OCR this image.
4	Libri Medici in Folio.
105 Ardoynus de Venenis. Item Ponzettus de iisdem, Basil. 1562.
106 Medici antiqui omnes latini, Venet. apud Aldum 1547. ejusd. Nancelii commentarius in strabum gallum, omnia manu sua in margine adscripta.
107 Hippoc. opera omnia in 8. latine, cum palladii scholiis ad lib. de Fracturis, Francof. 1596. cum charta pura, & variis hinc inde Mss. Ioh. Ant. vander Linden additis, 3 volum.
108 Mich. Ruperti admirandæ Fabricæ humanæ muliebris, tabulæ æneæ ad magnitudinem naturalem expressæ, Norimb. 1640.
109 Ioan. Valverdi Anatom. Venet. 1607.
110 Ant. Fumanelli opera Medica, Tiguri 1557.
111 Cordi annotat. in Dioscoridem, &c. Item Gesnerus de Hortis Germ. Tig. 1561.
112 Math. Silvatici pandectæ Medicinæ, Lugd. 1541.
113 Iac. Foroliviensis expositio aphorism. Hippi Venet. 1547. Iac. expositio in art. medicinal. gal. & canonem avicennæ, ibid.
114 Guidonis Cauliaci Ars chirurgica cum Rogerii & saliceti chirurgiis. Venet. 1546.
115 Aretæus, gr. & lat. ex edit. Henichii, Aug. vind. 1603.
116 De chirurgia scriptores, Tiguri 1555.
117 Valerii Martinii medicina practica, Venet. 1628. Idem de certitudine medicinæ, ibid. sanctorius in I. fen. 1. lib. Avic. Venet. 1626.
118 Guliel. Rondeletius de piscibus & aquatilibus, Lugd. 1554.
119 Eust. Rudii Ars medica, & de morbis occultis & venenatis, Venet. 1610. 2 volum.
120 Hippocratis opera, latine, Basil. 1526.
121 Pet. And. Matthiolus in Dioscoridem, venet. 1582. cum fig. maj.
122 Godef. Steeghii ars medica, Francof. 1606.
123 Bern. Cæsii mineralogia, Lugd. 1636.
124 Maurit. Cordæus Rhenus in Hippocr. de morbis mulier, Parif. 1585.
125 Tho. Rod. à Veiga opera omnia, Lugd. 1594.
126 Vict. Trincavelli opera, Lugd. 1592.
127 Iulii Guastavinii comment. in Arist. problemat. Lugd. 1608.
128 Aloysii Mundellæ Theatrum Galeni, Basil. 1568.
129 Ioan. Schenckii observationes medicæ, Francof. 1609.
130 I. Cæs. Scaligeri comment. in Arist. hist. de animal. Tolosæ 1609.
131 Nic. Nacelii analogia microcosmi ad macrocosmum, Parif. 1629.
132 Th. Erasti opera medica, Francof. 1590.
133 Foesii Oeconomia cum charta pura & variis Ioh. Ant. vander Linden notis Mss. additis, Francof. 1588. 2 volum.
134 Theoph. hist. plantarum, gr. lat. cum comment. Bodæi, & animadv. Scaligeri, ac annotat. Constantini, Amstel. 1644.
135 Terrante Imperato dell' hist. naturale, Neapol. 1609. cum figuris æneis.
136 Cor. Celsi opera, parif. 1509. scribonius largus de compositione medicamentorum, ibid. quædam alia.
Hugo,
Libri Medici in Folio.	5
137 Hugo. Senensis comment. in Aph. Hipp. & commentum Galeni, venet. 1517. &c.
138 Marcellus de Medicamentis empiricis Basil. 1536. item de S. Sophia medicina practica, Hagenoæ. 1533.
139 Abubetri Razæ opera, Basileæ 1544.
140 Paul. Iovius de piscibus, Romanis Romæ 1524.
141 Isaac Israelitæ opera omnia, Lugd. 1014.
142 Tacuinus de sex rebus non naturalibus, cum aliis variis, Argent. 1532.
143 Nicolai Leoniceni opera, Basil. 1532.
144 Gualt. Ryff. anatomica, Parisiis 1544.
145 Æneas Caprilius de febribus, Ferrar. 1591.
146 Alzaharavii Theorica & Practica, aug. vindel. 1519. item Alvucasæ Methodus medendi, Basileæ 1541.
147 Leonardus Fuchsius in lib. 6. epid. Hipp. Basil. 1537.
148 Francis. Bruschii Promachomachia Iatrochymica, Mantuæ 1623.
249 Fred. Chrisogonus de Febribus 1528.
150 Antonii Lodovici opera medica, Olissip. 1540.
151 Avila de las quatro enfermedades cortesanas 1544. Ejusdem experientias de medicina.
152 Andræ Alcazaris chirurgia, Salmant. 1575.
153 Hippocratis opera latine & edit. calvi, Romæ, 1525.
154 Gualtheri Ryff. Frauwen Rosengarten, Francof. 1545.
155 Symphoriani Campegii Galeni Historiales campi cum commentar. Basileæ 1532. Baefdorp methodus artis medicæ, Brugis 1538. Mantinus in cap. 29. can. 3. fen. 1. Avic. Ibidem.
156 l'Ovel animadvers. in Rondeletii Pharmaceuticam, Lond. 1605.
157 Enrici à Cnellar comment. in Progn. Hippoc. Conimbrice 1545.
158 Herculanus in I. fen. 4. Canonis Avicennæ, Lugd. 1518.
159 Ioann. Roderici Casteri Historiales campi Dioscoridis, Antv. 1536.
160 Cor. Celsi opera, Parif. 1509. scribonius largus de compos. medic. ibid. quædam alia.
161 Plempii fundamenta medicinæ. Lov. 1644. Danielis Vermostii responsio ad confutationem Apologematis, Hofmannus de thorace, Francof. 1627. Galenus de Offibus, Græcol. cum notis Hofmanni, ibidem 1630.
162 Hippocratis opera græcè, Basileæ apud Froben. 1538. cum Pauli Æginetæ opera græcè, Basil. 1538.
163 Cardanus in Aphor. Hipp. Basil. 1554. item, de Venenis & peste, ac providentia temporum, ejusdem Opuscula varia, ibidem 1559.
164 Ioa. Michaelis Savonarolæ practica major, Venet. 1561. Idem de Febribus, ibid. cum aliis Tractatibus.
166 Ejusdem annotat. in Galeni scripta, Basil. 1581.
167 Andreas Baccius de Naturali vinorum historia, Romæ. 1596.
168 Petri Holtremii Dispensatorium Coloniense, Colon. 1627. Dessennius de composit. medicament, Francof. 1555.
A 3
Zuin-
◇ ◇ ◇ ◇
Go through the listing above and return every line where the word "Francof" occurs.

107 Hippoc. opera omnia in 8. latine, cum palladii scholiis ad lib. de Fracturis, Francof. 1596. cum charta pura, & variis hinc inde Mss. Ioh. Ant. vander Linden additis, 3 volum.
122 Godef. Steeghii ars medica, Francof. 1606.
129 Ioan. Schenckii observationes medicæ, Francof. 1609.
132 Th. Erasti opera medica, Francof. 1590.
133 Foesii Oeconomia cum charta pura & variis Ioh. Ant. vander Linden notis Mss. additis, Francof. 1588. 2 volum.
154 Gualtheri Ryff. Frauwen Rosengarten, Francof. 1545.
161 Plempii fundamenta medicinæ. Lov. 1644. Danielis Vermostii responsio ad confutationem Apologematis, Hofmannus de thorace, Francof. 1627. Galenus de Offibus, Græcol. cum notis Hofmanni, ibidem 1630.
168 Petri Holtremii Dispensatorium Coloniense, Colon. 1627. Dessennius de composit. medicament, Francof. 1555.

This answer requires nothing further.